■ **PROBLEM**
Without altering anything, output the material below.

■ **DATA FOR THIS EXERCISE**
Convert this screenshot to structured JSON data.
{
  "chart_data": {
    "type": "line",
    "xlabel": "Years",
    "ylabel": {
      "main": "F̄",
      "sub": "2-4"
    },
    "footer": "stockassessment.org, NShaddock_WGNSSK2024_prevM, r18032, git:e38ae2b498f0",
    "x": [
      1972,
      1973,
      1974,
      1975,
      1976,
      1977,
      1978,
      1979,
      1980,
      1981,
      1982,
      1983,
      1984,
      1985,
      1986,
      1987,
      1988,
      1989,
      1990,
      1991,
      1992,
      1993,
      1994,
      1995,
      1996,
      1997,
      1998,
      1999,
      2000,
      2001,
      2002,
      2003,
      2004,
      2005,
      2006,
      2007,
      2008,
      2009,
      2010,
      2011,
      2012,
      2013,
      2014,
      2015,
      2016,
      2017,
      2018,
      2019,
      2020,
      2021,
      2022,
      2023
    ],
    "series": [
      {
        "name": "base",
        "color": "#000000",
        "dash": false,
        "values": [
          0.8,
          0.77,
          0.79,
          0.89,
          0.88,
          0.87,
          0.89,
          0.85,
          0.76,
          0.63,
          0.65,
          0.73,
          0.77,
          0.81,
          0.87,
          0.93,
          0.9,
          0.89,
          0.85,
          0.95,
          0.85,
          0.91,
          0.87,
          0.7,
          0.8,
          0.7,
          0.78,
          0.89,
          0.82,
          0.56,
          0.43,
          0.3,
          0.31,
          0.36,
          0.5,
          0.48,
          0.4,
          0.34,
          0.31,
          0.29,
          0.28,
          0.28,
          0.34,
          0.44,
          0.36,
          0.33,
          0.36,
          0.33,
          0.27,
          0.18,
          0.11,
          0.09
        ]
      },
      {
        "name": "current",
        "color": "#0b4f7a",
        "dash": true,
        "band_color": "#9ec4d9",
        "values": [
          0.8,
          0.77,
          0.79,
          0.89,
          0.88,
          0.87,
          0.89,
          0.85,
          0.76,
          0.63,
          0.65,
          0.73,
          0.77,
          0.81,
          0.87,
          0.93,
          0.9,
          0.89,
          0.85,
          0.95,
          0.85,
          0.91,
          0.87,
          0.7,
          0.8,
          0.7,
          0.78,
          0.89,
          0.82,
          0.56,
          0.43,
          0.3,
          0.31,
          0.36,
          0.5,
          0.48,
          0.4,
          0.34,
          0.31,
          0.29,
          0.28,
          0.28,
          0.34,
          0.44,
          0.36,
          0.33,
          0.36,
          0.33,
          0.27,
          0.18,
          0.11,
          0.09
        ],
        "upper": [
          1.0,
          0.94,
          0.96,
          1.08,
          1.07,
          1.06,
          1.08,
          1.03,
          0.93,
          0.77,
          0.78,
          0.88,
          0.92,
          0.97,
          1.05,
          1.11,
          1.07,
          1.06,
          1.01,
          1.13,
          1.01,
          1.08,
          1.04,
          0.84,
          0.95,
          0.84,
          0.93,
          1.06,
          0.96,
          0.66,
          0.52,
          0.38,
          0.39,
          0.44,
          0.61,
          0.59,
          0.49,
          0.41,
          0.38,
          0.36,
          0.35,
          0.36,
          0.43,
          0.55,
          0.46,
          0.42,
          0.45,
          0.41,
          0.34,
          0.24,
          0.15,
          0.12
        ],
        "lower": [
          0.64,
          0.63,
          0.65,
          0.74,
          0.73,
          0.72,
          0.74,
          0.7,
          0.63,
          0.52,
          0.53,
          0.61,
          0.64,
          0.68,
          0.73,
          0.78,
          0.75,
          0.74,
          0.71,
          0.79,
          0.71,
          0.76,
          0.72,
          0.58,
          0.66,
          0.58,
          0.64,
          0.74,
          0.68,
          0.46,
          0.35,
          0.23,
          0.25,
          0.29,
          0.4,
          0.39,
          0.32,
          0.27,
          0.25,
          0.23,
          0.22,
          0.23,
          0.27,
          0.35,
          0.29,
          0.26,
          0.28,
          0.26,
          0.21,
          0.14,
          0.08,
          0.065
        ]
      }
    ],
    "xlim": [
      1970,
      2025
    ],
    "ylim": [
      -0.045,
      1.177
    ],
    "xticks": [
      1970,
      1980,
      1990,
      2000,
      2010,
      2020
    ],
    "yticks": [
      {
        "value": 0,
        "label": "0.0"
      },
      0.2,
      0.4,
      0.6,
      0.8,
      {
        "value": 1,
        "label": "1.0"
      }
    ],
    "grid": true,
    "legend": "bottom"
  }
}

■ **REPLY**
Convert this screenshot to structured JSON data.
{
  "chart_data": {
    "type": "line",
    "xlabel": "Years",
    "ylabel": {
      "main": "F̄",
      "sub": "2-4"
    },
    "footer": "stockassessment.org, NShaddock_WGNSSK2024_prevM, r18032, git:e38ae2b498f0",
    "x": [
      1972,
      1973,
      1974,
      1975,
      1976,
      1977,
      1978,
      1979,
      1980,
      1981,
      1982,
      1983,
      1984,
      1985,
      1986,
      1987,
      1988,
      1989,
      1990,
      1991,
      1992,
      1993,
      1994,
      1995,
      1996,
      1997,
      1998,
      1999,
      2000,
      2001,
      2002,
      2003,
      2004,
      2005,
      2006,
      2007,
      2008,
      2009,
      2010,
      2011,
      2012,
      2013,
      2014,
      2015,
      2016,
      2017,
      2018,
      2019,
      2020,
      2021,
      2022,
      2023
    ],
    "series": [
      {
        "name": "base",
        "color": "#000000",
        "dash": false,
        "values": [
          0.8,
          0.77,
          0.79,
          0.89,
          0.88,
          0.87,
          0.89,
          0.85,
          0.76,
          0.63,
          0.65,
          0.73,
          0.77,
          0.81,
          0.87,
          0.93,
          0.9,
          0.89,
          0.85,
          0.95,
          0.85,
          0.91,
          0.87,
          0.7,
          0.8,
          0.7,
          0.78,
          0.89,
          0.82,
          0.56,
          0.43,
          0.3,
          0.31,
          0.36,
          0.5,
          0.48,
          0.4,
          0.34,
          0.31,
          0.29,
          0.28,
          0.28,
          0.34,
          0.44,
          0.36,
          0.33,
          0.36,
          0.33,
          0.27,
          0.18,
          0.11,
          0.09
        ]
      },
      {
        "name": "current",
        "color": "#0b4f7a",
        "dash": true,
        "band_color": "#9ec4d9",
        "values": [
          0.8,
          0.77,
          0.79,
          0.89,
          0.88,
          0.87,
          0.89,
          0.85,
          0.76,
          0.63,
          0.65,
          0.73,
          0.77,
          0.81,
          0.87,
          0.93,
          0.9,
          0.89,
          0.85,
          0.95,
          0.85,
          0.91,
          0.87,
          0.7,
          0.8,
          0.7,
          0.78,
          0.89,
          0.82,
          0.56,
          0.43,
          0.3,
          0.31,
          0.36,
          0.5,
          0.48,
          0.4,
          0.34,
          0.31,
          0.29,
          0.28,
          0.28,
          0.34,
          0.44,
          0.36,
          0.33,
          0.36,
          0.33,
          0.27,
          0.18,
          0.11,
          0.09
        ],
        "upper": [
          1.0,
          0.94,
          0.96,
          1.08,
          1.07,
          1.06,
          1.08,
          1.03,
          0.93,
          0.77,
          0.78,
          0.88,
          0.92,
          0.97,
          1.05,
          1.11,
          1.07,
          1.06,
          1.01,
          1.13,
          1.01,
          1.08,
          1.04,
          0.84,
          0.95,
          0.84,
          0.93,
          1.06,
          0.96,
          0.66,
          0.52,
          0.38,
          0.39,
          0.44,
          0.61,
          0.59,
          0.49,
          0.41,
          0.38,
          0.36,
          0.35,
          0.36,
          0.43,
          0.55,
          0.46,
          0.42,
          0.45,
          0.41,
          0.34,
          0.24,
          0.15,
          0.12
        ],
        "lower": [
          0.64,
          0.63,
          0.65,
          0.74,
          0.73,
          0.72,
          0.74,
          0.7,
          0.63,
          0.52,
          0.53,
          0.61,
          0.64,
          0.68,
          0.73,
          0.78,
          0.75,
          0.74,
          0.71,
          0.79,
          0.71,
          0.76,
          0.72,
          0.58,
          0.66,
          0.58,
          0.64,
          0.74,
          0.68,
          0.46,
          0.35,
          0.23,
          0.25,
          0.29,
          0.4,
          0.39,
          0.32,
          0.27,
          0.25,
          0.23,
          0.22,
          0.23,
          0.27,
          0.35,
          0.29,
          0.26,
          0.28,
          0.26,
          0.21,
          0.14,
          0.08,
          0.065
        ]
      }
    ],
    "xlim": [
      1970,
      2025
    ],
    "ylim": [
      -0.045,
      1.177
    ],
    "xticks": [
      1970,
      1980,
      1990,
      2000,
      2010,
      2020
    ],
    "yticks": [
      {
        "value": 0,
        "label": "0.0"
      },
      0.2,
      0.4,
      0.6,
      0.8,
      {
        "value": 1,
        "label": "1.0"
      }
    ],
    "grid": true,
    "legend": "bottom"
  }
}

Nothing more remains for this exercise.